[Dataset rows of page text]
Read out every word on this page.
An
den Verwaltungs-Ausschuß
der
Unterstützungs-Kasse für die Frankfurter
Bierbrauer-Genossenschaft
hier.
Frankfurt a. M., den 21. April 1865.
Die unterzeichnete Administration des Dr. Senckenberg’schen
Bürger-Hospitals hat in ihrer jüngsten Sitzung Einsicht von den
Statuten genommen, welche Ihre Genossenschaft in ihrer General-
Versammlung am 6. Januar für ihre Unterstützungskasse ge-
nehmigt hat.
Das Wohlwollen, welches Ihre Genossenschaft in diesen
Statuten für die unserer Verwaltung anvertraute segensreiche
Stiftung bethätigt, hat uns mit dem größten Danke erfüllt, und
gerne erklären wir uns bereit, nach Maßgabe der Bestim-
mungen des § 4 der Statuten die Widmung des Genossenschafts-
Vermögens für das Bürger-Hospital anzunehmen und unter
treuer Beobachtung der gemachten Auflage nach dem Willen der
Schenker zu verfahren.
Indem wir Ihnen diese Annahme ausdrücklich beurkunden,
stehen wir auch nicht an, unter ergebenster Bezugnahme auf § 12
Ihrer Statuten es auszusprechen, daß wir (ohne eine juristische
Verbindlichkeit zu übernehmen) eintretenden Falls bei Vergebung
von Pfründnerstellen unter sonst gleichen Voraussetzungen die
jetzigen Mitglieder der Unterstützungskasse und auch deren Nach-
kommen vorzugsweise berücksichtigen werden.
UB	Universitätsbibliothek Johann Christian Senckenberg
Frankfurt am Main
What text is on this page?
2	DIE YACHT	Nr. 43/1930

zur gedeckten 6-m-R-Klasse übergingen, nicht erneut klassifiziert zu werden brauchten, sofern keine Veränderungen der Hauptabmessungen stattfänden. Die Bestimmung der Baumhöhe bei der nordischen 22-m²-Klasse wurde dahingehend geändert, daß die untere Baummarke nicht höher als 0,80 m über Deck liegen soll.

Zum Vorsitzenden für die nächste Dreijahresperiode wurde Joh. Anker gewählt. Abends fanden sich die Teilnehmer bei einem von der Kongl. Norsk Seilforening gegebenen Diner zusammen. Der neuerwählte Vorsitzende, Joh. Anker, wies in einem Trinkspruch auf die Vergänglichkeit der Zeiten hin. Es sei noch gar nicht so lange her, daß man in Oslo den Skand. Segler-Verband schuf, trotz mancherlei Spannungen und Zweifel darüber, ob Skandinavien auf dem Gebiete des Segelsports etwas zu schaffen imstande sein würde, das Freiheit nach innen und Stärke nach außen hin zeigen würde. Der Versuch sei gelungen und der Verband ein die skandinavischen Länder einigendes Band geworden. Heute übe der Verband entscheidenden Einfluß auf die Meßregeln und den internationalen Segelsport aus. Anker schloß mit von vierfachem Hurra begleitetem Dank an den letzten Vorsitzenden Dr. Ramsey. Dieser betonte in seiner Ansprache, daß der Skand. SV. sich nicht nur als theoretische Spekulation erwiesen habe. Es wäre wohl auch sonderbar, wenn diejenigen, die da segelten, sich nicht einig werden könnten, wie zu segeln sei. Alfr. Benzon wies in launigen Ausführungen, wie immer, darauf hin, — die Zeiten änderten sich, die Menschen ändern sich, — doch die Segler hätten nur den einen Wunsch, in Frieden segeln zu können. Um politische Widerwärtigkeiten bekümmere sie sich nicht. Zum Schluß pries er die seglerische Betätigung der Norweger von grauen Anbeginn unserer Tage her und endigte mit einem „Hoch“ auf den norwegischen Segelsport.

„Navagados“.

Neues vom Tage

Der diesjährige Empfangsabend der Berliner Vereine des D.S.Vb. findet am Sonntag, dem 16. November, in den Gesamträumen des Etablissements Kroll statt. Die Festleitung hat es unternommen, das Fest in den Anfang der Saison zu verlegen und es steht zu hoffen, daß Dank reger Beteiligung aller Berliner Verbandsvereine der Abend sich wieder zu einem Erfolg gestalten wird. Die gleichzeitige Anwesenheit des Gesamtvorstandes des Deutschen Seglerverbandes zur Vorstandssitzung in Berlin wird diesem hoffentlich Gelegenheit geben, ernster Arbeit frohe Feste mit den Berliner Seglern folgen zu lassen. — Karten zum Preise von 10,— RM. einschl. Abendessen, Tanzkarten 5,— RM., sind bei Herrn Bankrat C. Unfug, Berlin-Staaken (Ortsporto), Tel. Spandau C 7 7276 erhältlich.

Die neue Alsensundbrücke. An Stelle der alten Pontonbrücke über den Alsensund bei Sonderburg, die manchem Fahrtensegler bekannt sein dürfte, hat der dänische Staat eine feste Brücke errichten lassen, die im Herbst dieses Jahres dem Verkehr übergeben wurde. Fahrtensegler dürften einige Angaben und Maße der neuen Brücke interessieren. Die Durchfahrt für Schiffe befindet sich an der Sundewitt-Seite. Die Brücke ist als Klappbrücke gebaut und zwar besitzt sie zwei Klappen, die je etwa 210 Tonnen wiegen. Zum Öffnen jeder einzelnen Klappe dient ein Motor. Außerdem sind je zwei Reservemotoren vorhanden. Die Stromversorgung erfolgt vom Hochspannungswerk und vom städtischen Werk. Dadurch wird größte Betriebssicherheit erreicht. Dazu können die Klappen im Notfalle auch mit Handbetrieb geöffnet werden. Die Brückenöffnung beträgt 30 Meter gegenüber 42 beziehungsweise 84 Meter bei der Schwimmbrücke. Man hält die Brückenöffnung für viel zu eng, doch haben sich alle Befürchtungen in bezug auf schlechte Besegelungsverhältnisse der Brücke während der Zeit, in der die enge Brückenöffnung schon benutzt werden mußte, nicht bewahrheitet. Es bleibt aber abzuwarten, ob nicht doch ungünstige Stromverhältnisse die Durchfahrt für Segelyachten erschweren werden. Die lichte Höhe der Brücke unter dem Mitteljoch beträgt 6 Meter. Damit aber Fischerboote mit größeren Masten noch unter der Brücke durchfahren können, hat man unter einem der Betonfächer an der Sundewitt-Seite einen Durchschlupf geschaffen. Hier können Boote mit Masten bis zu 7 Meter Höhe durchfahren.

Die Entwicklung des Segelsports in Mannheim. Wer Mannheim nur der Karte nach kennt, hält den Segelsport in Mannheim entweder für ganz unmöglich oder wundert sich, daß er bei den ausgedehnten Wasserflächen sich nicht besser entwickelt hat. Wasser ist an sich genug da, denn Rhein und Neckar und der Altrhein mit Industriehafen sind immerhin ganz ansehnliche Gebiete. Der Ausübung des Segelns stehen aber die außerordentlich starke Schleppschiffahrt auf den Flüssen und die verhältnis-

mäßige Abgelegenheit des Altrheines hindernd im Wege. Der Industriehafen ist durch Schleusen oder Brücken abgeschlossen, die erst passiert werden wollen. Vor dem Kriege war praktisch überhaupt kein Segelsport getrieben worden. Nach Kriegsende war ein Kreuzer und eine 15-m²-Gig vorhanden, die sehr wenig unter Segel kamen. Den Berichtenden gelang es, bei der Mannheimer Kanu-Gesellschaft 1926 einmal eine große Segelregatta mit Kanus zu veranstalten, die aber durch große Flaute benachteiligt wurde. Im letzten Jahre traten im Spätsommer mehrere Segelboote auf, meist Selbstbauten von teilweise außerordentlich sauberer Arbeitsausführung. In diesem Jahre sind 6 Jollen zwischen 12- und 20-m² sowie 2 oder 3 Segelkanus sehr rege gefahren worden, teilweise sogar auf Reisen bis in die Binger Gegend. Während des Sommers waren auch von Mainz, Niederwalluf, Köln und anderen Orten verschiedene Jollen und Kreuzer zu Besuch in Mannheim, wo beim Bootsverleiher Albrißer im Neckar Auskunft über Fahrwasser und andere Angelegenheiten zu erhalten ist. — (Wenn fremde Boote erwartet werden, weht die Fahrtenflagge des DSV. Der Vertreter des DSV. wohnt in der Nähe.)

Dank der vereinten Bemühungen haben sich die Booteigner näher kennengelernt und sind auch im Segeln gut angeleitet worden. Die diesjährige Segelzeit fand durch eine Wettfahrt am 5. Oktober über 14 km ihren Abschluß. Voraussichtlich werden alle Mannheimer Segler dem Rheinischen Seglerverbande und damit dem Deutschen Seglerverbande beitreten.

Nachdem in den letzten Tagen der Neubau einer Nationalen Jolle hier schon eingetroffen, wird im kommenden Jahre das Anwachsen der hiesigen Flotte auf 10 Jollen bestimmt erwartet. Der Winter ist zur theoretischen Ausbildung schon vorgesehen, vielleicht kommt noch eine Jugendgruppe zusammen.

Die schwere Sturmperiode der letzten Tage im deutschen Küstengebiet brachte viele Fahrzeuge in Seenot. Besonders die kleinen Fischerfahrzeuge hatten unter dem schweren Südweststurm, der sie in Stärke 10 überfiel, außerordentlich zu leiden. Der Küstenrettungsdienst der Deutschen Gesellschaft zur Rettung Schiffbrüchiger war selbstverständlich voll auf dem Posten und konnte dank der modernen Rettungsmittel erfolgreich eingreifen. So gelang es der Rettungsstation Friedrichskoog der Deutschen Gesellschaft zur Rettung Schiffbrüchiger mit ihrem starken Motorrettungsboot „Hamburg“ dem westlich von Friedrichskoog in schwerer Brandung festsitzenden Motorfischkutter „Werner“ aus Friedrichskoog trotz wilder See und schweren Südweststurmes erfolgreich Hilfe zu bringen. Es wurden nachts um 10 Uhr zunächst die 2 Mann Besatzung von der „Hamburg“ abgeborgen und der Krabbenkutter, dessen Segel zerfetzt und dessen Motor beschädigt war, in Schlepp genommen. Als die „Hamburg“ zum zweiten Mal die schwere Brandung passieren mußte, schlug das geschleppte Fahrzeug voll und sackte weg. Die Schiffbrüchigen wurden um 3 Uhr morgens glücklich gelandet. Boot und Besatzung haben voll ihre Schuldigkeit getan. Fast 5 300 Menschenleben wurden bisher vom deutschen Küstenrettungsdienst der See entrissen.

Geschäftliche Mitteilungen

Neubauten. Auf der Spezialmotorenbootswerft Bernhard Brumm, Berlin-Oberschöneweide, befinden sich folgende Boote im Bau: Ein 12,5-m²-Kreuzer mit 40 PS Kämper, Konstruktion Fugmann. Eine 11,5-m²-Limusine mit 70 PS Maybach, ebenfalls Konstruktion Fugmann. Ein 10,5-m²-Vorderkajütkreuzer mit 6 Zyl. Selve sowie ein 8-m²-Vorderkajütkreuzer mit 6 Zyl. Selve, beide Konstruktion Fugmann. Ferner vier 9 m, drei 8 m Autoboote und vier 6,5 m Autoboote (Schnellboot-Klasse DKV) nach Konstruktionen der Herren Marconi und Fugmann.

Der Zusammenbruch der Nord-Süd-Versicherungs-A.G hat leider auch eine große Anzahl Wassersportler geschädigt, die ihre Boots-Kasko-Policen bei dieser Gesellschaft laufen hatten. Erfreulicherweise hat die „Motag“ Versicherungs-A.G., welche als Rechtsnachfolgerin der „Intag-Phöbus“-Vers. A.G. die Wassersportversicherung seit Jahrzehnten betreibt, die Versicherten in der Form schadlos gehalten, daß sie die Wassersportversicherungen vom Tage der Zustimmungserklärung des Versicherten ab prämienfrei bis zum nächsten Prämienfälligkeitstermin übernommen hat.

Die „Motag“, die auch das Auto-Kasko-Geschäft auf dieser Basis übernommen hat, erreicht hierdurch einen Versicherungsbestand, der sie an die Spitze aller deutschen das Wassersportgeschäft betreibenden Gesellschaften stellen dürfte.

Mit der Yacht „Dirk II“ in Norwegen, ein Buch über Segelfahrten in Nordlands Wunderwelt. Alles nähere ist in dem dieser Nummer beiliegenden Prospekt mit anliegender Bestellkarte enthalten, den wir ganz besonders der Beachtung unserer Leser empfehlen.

- WHAT IS REQUIRED -
Each line in which the string "Statuten" is found must be copied from the data.

- OUTPUT OF THE EXERCISE -
Statuten genommen, welche Ihre Genossenschaft in ihrer General-
Statuten für die unserer Verwaltung anvertraute segensreiche
mungen des § 4 der Statuten die Widmung des Genossenschafts-
Ihrer Statuten es auszusprechen, daß wir (ohne eine juristische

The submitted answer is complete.